§ OBJECTIVE:
Leave out the pictures and repeat every record exactly.

++++

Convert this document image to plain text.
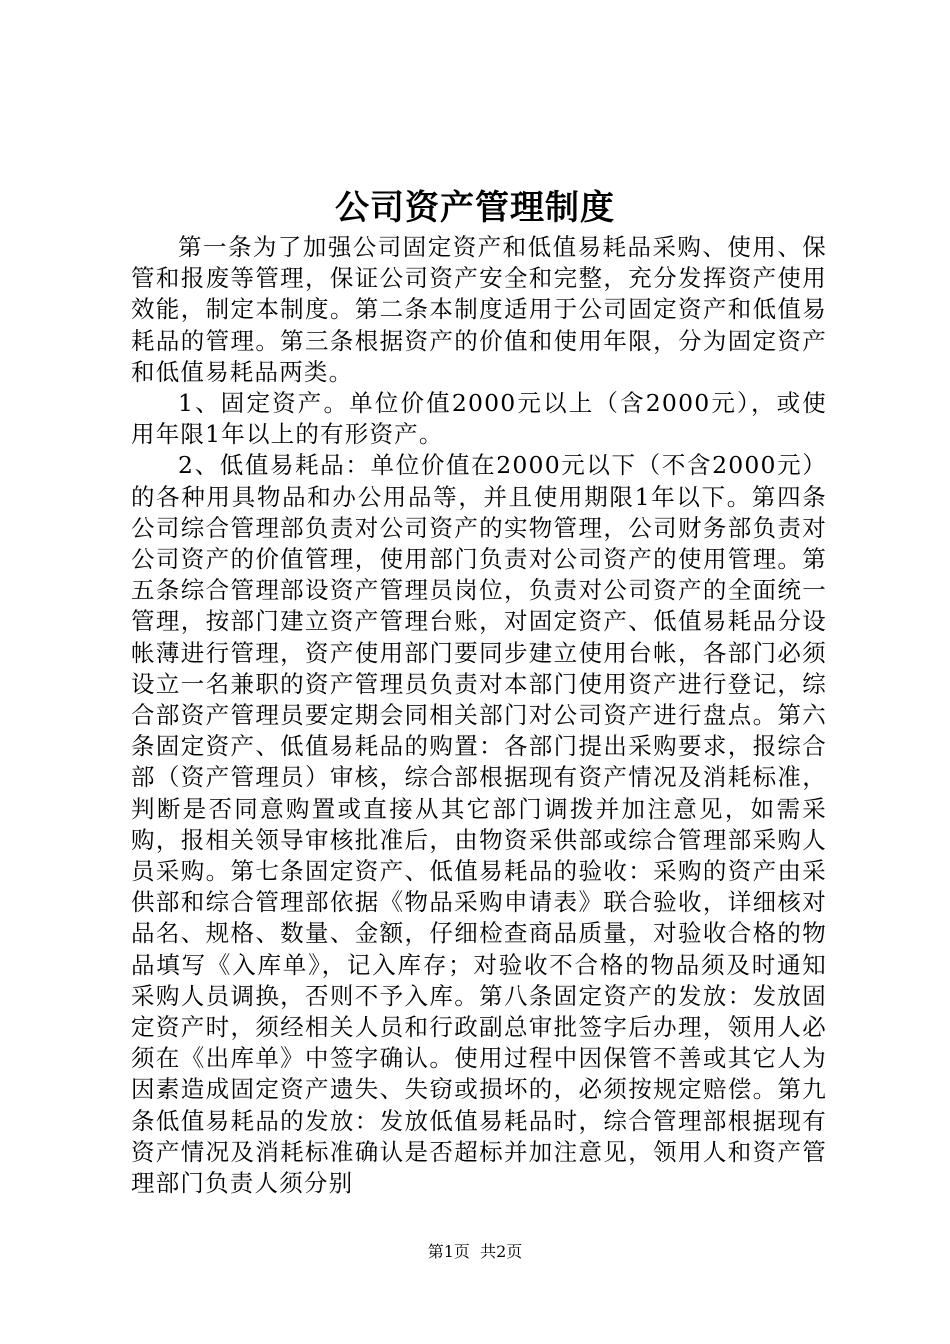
公司资产管理制度

第一条为了加强公司固定资产和低值易耗品采购、使用、保管和报废等管理，保证公司资产安全和完整，充分发挥资产使用效能，制定本制度。第二条本制度适用于公司固定资产和低值易耗品的管理。第三条根据资产的价值和使用年限，分为固定资产和低值易耗品两类。

1、固定资产。单位价值2000元以上（含2000元），或使用年限1年以上的有形资产。

2、低值易耗品：单位价值在2000元以下（不含2000元）的各种用具物品和办公用品等，并且使用期限1年以下。第四条公司综合管理部负责对公司资产的实物管理，公司财务部负责对公司资产的价值管理，使用部门负责对公司资产的使用管理。第五条综合管理部设资产管理员岗位，负责对公司资产的全面统一管理，按部门建立资产管理台账，对固定资产、低值易耗品分设帐薄进行管理，资产使用部门要同步建立使用台帐，各部门必须设立一名兼职的资产管理员负责对本部门使用资产进行登记，综合部资产管理员要定期会同相关部门对公司资产进行盘点。第六条固定资产、低值易耗品的购置：各部门提出采购要求，报综合部（资产管理员）审核，综合部根据现有资产情况及消耗标准，判断是否同意购置或直接从其它部门调拨并加注意见，如需采购，报相关领导审核批准后，由物资采供部或综合管理部采购人员采购。第七条固定资产、低值易耗品的验收：采购的资产由采供部和综合管理部依据《物品采购申请表》联合验收，详细核对品名、规格、数量、金额，仔细检查商品质量，对验收合格的物品填写《入库单》，记入库存；对验收不合格的物品须及时通知采购人员调换，否则不予入库。第八条固定资产的发放：发放固定资产时，须经相关人员和行政副总审批签字后办理，领用人必须在《出库单》中签字确认。使用过程中因保管不善或其它人为因素造成固定资产遗失、失窃或损坏的，必须按规定赔偿。第九条低值易耗品的发放：发放低值易耗品时，综合管理部根据现有资产情况及消耗标准确认是否超标并加注意见，领用人和资产管理部门负责人须分别

第1页  共2页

++++

§ FINAL ANSWER:
Convert this document image to plain text.
公司资产管理制度

第一条为了加强公司固定资产和低值易耗品采购、使用、保管和报废等管理，保证公司资产安全和完整，充分发挥资产使用效能，制定本制度。第二条本制度适用于公司固定资产和低值易耗品的管理。第三条根据资产的价值和使用年限，分为固定资产和低值易耗品两类。

1、固定资产。单位价值2000元以上（含2000元），或使用年限1年以上的有形资产。

2、低值易耗品：单位价值在2000元以下（不含2000元）的各种用具物品和办公用品等，并且使用期限1年以下。第四条公司综合管理部负责对公司资产的实物管理，公司财务部负责对公司资产的价值管理，使用部门负责对公司资产的使用管理。第五条综合管理部设资产管理员岗位，负责对公司资产的全面统一管理，按部门建立资产管理台账，对固定资产、低值易耗品分设帐薄进行管理，资产使用部门要同步建立使用台帐，各部门必须设立一名兼职的资产管理员负责对本部门使用资产进行登记，综合部资产管理员要定期会同相关部门对公司资产进行盘点。第六条固定资产、低值易耗品的购置：各部门提出采购要求，报综合部（资产管理员）审核，综合部根据现有资产情况及消耗标准，判断是否同意购置或直接从其它部门调拨并加注意见，如需采购，报相关领导审核批准后，由物资采供部或综合管理部采购人员采购。第七条固定资产、低值易耗品的验收：采购的资产由采供部和综合管理部依据《物品采购申请表》联合验收，详细核对品名、规格、数量、金额，仔细检查商品质量，对验收合格的物品填写《入库单》，记入库存；对验收不合格的物品须及时通知采购人员调换，否则不予入库。第八条固定资产的发放：发放固定资产时，须经相关人员和行政副总审批签字后办理，领用人必须在《出库单》中签字确认。使用过程中因保管不善或其它人为因素造成固定资产遗失、失窃或损坏的，必须按规定赔偿。第九条低值易耗品的发放：发放低值易耗品时，综合管理部根据现有资产情况及消耗标准确认是否超标并加注意见，领用人和资产管理部门负责人须分别

第1页  共2页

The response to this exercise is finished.